**TEXT UNDER STUDY**
- - -

Page 55 of All the Way to the River
I do not have the heart to write out the excruciating details of the binge that I went on, less than a year after Rayya died, when my addiction instructed me to go out there and find someone.
I do not want to put myself through the pain of that time all over again, nor do I wish to breach the privacy of anyone I pulled into my disease with me, nor do I have any desire to drag my readers through even more drama.
I can tell you, however, that the tiny part of my brain that could still function with sanity knew that it was unwise for me to get romantically or sexually involved with anyone at that point.
First of all, I was sick with grief—and that is no condition in which to engage in romance.
Also, I had sworn to myself after Rayya’s death that I would spend a considerable amount of time alone, and that I would learn how to stand on my own two feet, just as Rayya had instructed.
I had never lived on my own for any substantial amount of time, and I knew that I needed it.
Building a good and stable and esteem-worthy life for myself was my sincere and earnest plan after Rayya died.
But you can’t give an addict a plan, because we can’t follow a plan—not even our own plans. (Especially not our own plans!) Until the miracle of recovery happens, we addicts only ever have one plan: Use.
So that’s what I did.
And how did that work out?
Well, I don’t even need to find words to describe how my binge ended up—because I already wrote this part , twenty years ago, in the pages of Eat Pray Love :
“Addiction is the hallmark of every infatuation-based love story,” a much younger Liz Gilbert wrote back then, discussing a much earlier doomed relationship.
It all begins when the object of your adoration bestows you with a heady, hallucinogenic dose of something you had never even dared to admit that you wanted—an emotional speedball, perhaps, of thunderous love and roiling excitement.
Soon you start craving that intense attention with the hungry obsession of any junkie.
When the drug is withheld, you promptly turn sick, crazy, and depleted (not to mention resentful of the dealer who encouraged this addiction in the first place, but who now refuses to pony up the good stuff anymore—despite the fact that you know he has it hidden somewhere, goddamn it, because he used to give it to you for free ).
Next stage finds you skinny and shaking in the corner, certain only that you would sell your soul or rob your neighbors just to have that thing one more time.
Meanwhile, the object of your adoration has become repulsed by you.
He looks at you like you’re someone he’s never met before, much less someone he once loved with high passion.
The irony is, you can hardly blame him. I mean, check yourself out.
You’re a pathetic mess, unrecognizable to your own eyes.
You have now reached infatuation’s final destination—the complete and merciless devaluation of self.
I wrote those words in the early autumn of 2004, but I could just as easily have written them in the early winter of 2018.

- - -

**MATERIAL SUPPLIED**

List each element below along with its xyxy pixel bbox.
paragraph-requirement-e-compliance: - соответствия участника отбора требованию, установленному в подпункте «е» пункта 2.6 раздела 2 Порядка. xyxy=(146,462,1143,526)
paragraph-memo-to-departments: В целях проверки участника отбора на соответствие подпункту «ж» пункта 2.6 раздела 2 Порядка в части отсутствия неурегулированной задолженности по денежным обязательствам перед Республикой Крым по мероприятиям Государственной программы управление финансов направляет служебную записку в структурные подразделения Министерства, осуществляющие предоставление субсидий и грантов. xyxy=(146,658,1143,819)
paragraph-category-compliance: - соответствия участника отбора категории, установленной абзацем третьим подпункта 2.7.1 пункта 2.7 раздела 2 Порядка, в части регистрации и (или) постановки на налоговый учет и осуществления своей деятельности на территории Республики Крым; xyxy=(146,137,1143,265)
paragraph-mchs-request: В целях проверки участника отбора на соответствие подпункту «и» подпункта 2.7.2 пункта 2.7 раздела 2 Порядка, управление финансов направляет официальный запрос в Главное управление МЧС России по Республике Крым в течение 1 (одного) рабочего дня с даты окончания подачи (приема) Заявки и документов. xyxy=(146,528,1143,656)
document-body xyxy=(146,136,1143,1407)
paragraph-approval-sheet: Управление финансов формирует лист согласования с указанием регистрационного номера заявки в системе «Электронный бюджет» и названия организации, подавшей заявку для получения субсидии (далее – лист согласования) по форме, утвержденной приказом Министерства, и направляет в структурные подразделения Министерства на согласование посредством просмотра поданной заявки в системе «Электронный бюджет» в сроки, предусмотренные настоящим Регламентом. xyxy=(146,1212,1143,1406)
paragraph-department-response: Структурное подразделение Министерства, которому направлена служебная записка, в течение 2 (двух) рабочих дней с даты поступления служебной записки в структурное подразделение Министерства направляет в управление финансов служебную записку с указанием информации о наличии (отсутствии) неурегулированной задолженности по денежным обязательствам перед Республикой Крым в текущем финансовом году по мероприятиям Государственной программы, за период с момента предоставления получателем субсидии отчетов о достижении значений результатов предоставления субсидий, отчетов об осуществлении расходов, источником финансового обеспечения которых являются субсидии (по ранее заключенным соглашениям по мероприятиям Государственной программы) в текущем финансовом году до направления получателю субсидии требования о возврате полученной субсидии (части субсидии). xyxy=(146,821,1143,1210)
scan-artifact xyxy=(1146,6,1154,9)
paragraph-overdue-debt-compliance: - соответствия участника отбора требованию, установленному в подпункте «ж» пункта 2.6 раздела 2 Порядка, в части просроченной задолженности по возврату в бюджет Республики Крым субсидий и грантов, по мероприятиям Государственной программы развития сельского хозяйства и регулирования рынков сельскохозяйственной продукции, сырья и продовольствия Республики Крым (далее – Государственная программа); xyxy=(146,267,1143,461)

- - -

**HOW TO COMPLETE THIS TASK**
Write a continuation of the memoir passage about the author's binge after Rayya's death, beginning after its final sentence. The material is unrelated to what follows and should be disregarded.

**OUTPUT BELOW**
For that matter, I could just as easily have written those words thirty years ago, or ten years ago, or forty years ago—because this sort of behavior is not something that I once did; this sort of behavior is something that I do .
Fantasy, followed by infatuation, followed by seduction, followed by enmeshment, followed by complete self-abandonment, followed by obsession and desperate need, followed by despair and collapse and loneliness—over and over again.
Why do I keep doing it, though?
Why do I never seem to graduate from this storyline, no matter how old I get, how intelligent I am, or how hard I try to control myself?
“I just want to be normal !” I remember Rayya saying in tears when she started drinking again after her many years of sobriety. “I just want to be a normal person who does normal things that normal people do!”
Yes, my love, I get it.
I very much understand that bewilderment: Why can’t we just be normal?
The answer to that question, for me at least, was written right there in the pages of Eat Pray Love , staring up at me in black and white, rendered blazingly obvious through my use of these unflinching words: addiction , hallucinogenic , speedball , intense , obsession , drug , sick , crazy , depleted , pathetic , mess , complete and merciless devaluation of self.
Here’s the thing, though: When I wrote those words over twenty years ago, I thought I was using the language of addiction metaphorically.
But it wasn’t a metaphor; it was the absolute, bald-faced reality.
I was diagnosing myself with perfect accuracy as a sex and love addict, without even knowing it.
Meaning the reason I can’t do normal things that normal people do is because I’m an addict.
So there I was, back in the same situation all over again.
Back on the bathroom floor on my knees, all over again.
Lost, all over again.
The only difference was that this time I knew—by which I mean to say, thank God I remembered —that there was someplace I could go for help.